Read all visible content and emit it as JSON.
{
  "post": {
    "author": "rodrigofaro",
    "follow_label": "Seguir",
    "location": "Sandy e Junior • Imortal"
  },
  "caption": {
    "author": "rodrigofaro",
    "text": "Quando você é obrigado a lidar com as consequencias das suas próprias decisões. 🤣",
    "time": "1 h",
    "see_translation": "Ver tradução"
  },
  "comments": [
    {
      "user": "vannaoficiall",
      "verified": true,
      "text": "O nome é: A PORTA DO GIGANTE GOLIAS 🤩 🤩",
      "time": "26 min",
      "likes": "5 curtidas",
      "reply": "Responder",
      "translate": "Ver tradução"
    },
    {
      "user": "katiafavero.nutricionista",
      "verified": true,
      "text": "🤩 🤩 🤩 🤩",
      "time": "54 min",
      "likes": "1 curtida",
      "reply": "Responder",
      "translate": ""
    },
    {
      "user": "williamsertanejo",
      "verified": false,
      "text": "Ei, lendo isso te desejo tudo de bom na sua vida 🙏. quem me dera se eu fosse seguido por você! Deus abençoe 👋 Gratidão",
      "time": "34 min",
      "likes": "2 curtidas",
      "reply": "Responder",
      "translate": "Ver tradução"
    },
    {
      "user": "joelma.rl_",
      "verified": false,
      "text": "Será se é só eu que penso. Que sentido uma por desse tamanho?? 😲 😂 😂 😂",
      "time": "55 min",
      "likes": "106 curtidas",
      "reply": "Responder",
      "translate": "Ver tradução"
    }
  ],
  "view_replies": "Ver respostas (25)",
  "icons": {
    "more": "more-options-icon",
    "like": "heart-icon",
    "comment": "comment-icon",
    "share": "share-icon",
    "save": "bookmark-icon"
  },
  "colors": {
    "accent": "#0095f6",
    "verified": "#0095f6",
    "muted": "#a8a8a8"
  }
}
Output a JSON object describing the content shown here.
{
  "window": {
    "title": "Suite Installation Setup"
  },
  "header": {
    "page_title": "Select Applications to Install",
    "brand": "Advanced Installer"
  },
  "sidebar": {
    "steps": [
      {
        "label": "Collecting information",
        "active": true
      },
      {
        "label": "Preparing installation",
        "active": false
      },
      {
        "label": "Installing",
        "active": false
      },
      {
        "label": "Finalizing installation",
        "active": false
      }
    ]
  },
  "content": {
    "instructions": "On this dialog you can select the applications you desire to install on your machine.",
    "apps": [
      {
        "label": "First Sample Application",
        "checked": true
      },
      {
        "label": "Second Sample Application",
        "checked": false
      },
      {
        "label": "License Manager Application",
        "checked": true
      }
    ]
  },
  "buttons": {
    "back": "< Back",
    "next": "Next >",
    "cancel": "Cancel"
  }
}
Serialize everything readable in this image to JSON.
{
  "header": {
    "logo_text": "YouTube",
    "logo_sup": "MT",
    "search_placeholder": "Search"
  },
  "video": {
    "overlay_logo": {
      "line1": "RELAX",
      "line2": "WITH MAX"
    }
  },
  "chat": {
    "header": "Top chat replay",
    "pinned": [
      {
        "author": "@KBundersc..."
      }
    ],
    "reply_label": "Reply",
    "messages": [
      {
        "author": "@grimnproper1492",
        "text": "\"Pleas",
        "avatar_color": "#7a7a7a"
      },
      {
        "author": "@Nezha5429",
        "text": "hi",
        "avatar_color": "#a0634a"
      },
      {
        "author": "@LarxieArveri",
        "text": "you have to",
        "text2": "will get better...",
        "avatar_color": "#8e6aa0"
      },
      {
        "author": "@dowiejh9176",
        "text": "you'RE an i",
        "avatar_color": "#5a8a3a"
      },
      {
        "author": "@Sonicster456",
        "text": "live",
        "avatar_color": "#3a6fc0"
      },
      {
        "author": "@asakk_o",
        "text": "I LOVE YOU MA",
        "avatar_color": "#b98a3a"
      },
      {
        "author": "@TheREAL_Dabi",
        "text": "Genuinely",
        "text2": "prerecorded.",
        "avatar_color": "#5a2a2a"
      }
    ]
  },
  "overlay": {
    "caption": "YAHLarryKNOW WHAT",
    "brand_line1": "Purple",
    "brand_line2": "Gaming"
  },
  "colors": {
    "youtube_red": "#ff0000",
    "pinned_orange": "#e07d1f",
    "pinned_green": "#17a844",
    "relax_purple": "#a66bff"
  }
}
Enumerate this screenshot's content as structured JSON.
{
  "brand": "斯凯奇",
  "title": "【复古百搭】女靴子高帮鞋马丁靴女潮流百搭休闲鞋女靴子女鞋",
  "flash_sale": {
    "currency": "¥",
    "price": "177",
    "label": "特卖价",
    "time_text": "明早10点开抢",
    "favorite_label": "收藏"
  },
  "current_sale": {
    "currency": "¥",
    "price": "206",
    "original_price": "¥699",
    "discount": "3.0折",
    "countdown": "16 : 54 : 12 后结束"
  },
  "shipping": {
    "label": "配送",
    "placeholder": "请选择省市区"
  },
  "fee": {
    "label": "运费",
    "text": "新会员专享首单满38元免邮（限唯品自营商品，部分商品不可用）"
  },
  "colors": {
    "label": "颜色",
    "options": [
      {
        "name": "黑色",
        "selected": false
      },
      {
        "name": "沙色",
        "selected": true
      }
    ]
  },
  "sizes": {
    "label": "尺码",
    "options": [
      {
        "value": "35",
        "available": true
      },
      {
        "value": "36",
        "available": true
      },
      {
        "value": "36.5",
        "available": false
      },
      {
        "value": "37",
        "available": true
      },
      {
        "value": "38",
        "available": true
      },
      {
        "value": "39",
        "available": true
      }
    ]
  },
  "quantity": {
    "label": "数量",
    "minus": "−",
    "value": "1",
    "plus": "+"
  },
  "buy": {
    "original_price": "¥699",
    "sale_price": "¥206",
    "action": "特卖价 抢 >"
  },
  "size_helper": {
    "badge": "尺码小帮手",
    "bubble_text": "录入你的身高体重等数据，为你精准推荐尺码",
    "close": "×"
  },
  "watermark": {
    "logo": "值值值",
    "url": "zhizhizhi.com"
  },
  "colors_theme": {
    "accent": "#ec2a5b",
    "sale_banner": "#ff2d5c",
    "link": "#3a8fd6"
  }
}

====================

*AIM:* Gather, from the listing above, every line carrying the word "caption".

*SOLUTION FOR THIS EXERCISE:*
  "caption": {
    "caption": "YAHLarryKNOW WHAT",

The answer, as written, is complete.